== INFORMATION GIVEN ==

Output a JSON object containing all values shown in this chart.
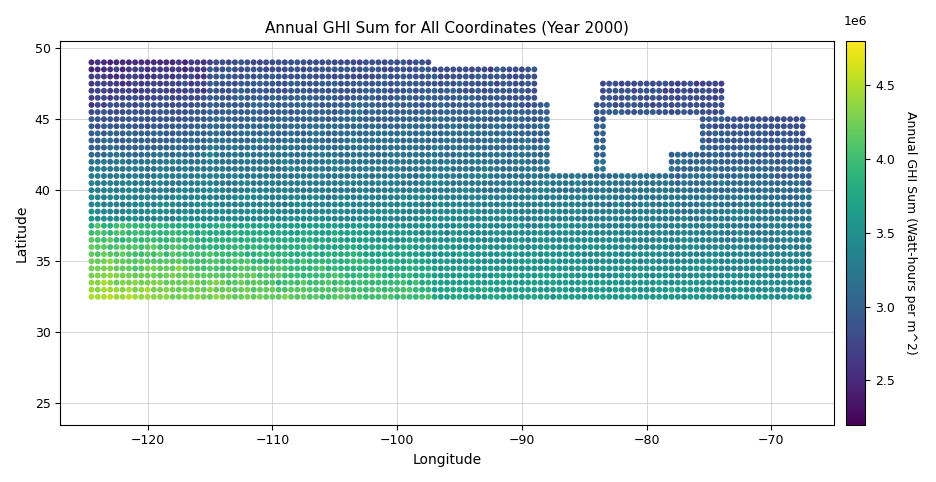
{
  "title": "Annual GHI Sum for All Coordinates (Year 2000)",
  "xlabel": "Longitude",
  "ylabel": "Latitude",
  "colorbar_label": "Annual GHI Sum (Watt-hours per m^2)",
  "colormap": "viridis",
  "vmin": 2200000,
  "vmax": 4800000,
  "colorbar_ticks": [
    2500000,
    3000000,
    3500000,
    4000000,
    4500000
  ],
  "colorbar_tick_labels": [
    "2.5",
    "3.0",
    "3.5",
    "4.0",
    "4.5"
  ],
  "xlim": [
    -127,
    -65
  ],
  "ylim": [
    23.5,
    50.5
  ],
  "xticks": [
    -120,
    -110,
    -100,
    -90,
    -80,
    -70
  ],
  "yticks": [
    25,
    30,
    35,
    40,
    45,
    50
  ],
  "dot_size": 18,
  "grid_color": "#cccccc",
  "grid_alpha": 0.8,
  "seed": 42
}
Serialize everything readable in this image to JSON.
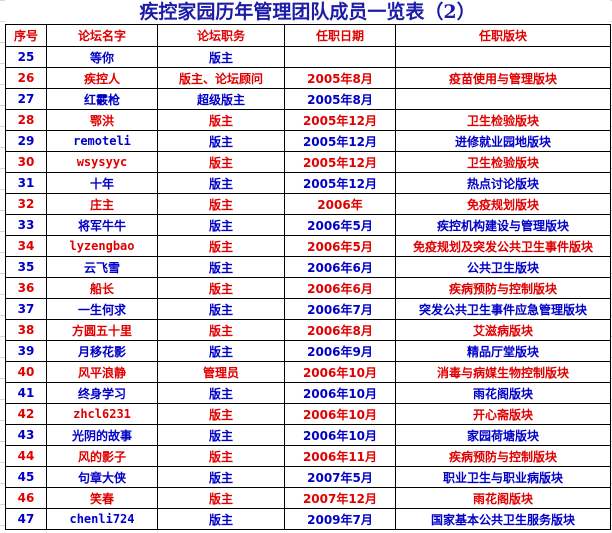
{
  "title": "疾控家园历年管理团队成员一览表（2）",
  "colors": {
    "title": "#1c1ca8",
    "red": "#e00000",
    "blue": "#0000c8"
  },
  "headers": [
    "序号",
    "论坛名字",
    "论坛职务",
    "任职日期",
    "任职版块"
  ],
  "rows": [
    {
      "no": "25",
      "name": "等你",
      "role": "版主",
      "date": "",
      "board": "",
      "color": "blue"
    },
    {
      "no": "26",
      "name": "疾控人",
      "role": "版主、论坛顾问",
      "date": "2005年8月",
      "board": "疫苗使用与管理版块",
      "color": "red"
    },
    {
      "no": "27",
      "name": "红霰枪",
      "role": "超级版主",
      "date": "2005年8月",
      "board": "",
      "color": "blue"
    },
    {
      "no": "28",
      "name": "鄂洪",
      "role": "版主",
      "date": "2005年12月",
      "board": "卫生检验版块",
      "color": "red"
    },
    {
      "no": "29",
      "name": "remoteli",
      "role": "版主",
      "date": "2005年12月",
      "board": "进修就业园地版块",
      "color": "blue"
    },
    {
      "no": "30",
      "name": "wsysyyc",
      "role": "版主",
      "date": "2005年12月",
      "board": "卫生检验版块",
      "color": "red"
    },
    {
      "no": "31",
      "name": "十年",
      "role": "版主",
      "date": "2005年12月",
      "board": "热点讨论版块",
      "color": "blue"
    },
    {
      "no": "32",
      "name": "庄主",
      "role": "版主",
      "date": "2006年",
      "board": "免疫规划版块",
      "color": "red"
    },
    {
      "no": "33",
      "name": "将军牛牛",
      "role": "版主",
      "date": "2006年5月",
      "board": "疾控机构建设与管理版块",
      "color": "blue"
    },
    {
      "no": "34",
      "name": "lyzengbao",
      "role": "版主",
      "date": "2006年5月",
      "board": "免疫规划及突发公共卫生事件版块",
      "color": "red"
    },
    {
      "no": "35",
      "name": "云飞雪",
      "role": "版主",
      "date": "2006年6月",
      "board": "公共卫生版块",
      "color": "blue"
    },
    {
      "no": "36",
      "name": "船长",
      "role": "版主",
      "date": "2006年6月",
      "board": "疾病预防与控制版块",
      "color": "red"
    },
    {
      "no": "37",
      "name": "一生何求",
      "role": "版主",
      "date": "2006年7月",
      "board": "突发公共卫生事件应急管理版块",
      "color": "blue"
    },
    {
      "no": "38",
      "name": "方圆五十里",
      "role": "版主",
      "date": "2006年8月",
      "board": "艾滋病版块",
      "color": "red"
    },
    {
      "no": "39",
      "name": "月移花影",
      "role": "版主",
      "date": "2006年9月",
      "board": "精品厅堂版块",
      "color": "blue"
    },
    {
      "no": "40",
      "name": "风平浪静",
      "role": "管理员",
      "date": "2006年10月",
      "board": "消毒与病媒生物控制版块",
      "color": "red"
    },
    {
      "no": "41",
      "name": "终身学习",
      "role": "版主",
      "date": "2006年10月",
      "board": "雨花阁版块",
      "color": "blue"
    },
    {
      "no": "42",
      "name": "zhcl6231",
      "role": "版主",
      "date": "2006年10月",
      "board": "开心斋版块",
      "color": "red"
    },
    {
      "no": "43",
      "name": "光阴的故事",
      "role": "版主",
      "date": "2006年10月",
      "board": "家园荷塘版块",
      "color": "blue"
    },
    {
      "no": "44",
      "name": "风的影子",
      "role": "版主",
      "date": "2006年11月",
      "board": "疾病预防与控制版块",
      "color": "red"
    },
    {
      "no": "45",
      "name": "句章大侠",
      "role": "版主",
      "date": "2007年5月",
      "board": "职业卫生与职业病版块",
      "color": "blue"
    },
    {
      "no": "46",
      "name": "笑春",
      "role": "版主",
      "date": "2007年12月",
      "board": "雨花阁版块",
      "color": "red"
    },
    {
      "no": "47",
      "name": "chenli724",
      "role": "版主",
      "date": "2009年7月",
      "board": "国家基本公共卫生服务版块",
      "color": "blue"
    }
  ]
}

== SHORT PROBLEM ==
The data above should be repeated exactly, minus any pictures.

== WRITTEN REPLY ==
Output a JSON object containing all values shown in this chart.
{
  "title": "Annual GHI Sum for All Coordinates (Year 2000)",
  "xlabel": "Longitude",
  "ylabel": "Latitude",
  "colorbar_label": "Annual GHI Sum (Watt-hours per m^2)",
  "colormap": "viridis",
  "vmin": 2200000,
  "vmax": 4800000,
  "colorbar_ticks": [
    2500000,
    3000000,
    3500000,
    4000000,
    4500000
  ],
  "colorbar_tick_labels": [
    "2.5",
    "3.0",
    "3.5",
    "4.0",
    "4.5"
  ],
  "xlim": [
    -127,
    -65
  ],
  "ylim": [
    23.5,
    50.5
  ],
  "xticks": [
    -120,
    -110,
    -100,
    -90,
    -80,
    -70
  ],
  "yticks": [
    25,
    30,
    35,
    40,
    45,
    50
  ],
  "dot_size": 18,
  "grid_color": "#cccccc",
  "grid_alpha": 0.8,
  "seed": 42
}
Serialize everything readable in this image to JSON.
{
  "title": "疾控家园历年管理团队成员一览表（2）",
  "colors": {
    "title": "#1c1ca8",
    "red": "#e00000",
    "blue": "#0000c8"
  },
  "headers": [
    "序号",
    "论坛名字",
    "论坛职务",
    "任职日期",
    "任职版块"
  ],
  "rows": [
    {
      "no": "25",
      "name": "等你",
      "role": "版主",
      "date": "",
      "board": "",
      "color": "blue"
    },
    {
      "no": "26",
      "name": "疾控人",
      "role": "版主、论坛顾问",
      "date": "2005年8月",
      "board": "疫苗使用与管理版块",
      "color": "red"
    },
    {
      "no": "27",
      "name": "红霰枪",
      "role": "超级版主",
      "date": "2005年8月",
      "board": "",
      "color": "blue"
    },
    {
      "no": "28",
      "name": "鄂洪",
      "role": "版主",
      "date": "2005年12月",
      "board": "卫生检验版块",
      "color": "red"
    },
    {
      "no": "29",
      "name": "remoteli",
      "role": "版主",
      "date": "2005年12月",
      "board": "进修就业园地版块",
      "color": "blue"
    },
    {
      "no": "30",
      "name": "wsysyyc",
      "role": "版主",
      "date": "2005年12月",
      "board": "卫生检验版块",
      "color": "red"
    },
    {
      "no": "31",
      "name": "十年",
      "role": "版主",
      "date": "2005年12月",
      "board": "热点讨论版块",
      "color": "blue"
    },
    {
      "no": "32",
      "name": "庄主",
      "role": "版主",
      "date": "2006年",
      "board": "免疫规划版块",
      "color": "red"
    },
    {
      "no": "33",
      "name": "将军牛牛",
      "role": "版主",
      "date": "2006年5月",
      "board": "疾控机构建设与管理版块",
      "color": "blue"
    },
    {
      "no": "34",
      "name": "lyzengbao",
      "role": "版主",
      "date": "2006年5月",
      "board": "免疫规划及突发公共卫生事件版块",
      "color": "red"
    },
    {
      "no": "35",
      "name": "云飞雪",
      "role": "版主",
      "date": "2006年6月",
      "board": "公共卫生版块",
      "color": "blue"
    },
    {
      "no": "36",
      "name": "船长",
      "role": "版主",
      "date": "2006年6月",
      "board": "疾病预防与控制版块",
      "color": "red"
    },
    {
      "no": "37",
      "name": "一生何求",
      "role": "版主",
      "date": "2006年7月",
      "board": "突发公共卫生事件应急管理版块",
      "color": "blue"
    },
    {
      "no": "38",
      "name": "方圆五十里",
      "role": "版主",
      "date": "2006年8月",
      "board": "艾滋病版块",
      "color": "red"
    },
    {
      "no": "39",
      "name": "月移花影",
      "role": "版主",
      "date": "2006年9月",
      "board": "精品厅堂版块",
      "color": "blue"
    },
    {
      "no": "40",
      "name": "风平浪静",
      "role": "管理员",
      "date": "2006年10月",
      "board": "消毒与病媒生物控制版块",
      "color": "red"
    },
    {
      "no": "41",
      "name": "终身学习",
      "role": "版主",
      "date": "2006年10月",
      "board": "雨花阁版块",
      "color": "blue"
    },
    {
      "no": "42",
      "name": "zhcl6231",
      "role": "版主",
      "date": "2006年10月",
      "board": "开心斋版块",
      "color": "red"
    },
    {
      "no": "43",
      "name": "光阴的故事",
      "role": "版主",
      "date": "2006年10月",
      "board": "家园荷塘版块",
      "color": "blue"
    },
    {
      "no": "44",
      "name": "风的影子",
      "role": "版主",
      "date": "2006年11月",
      "board": "疾病预防与控制版块",
      "color": "red"
    },
    {
      "no": "45",
      "name": "句章大侠",
      "role": "版主",
      "date": "2007年5月",
      "board": "职业卫生与职业病版块",
      "color": "blue"
    },
    {
      "no": "46",
      "name": "笑春",
      "role": "版主",
      "date": "2007年12月",
      "board": "雨花阁版块",
      "color": "red"
    },
    {
      "no": "47",
      "name": "chenli724",
      "role": "版主",
      "date": "2009年7月",
      "board": "国家基本公共卫生服务版块",
      "color": "blue"
    }
  ]
}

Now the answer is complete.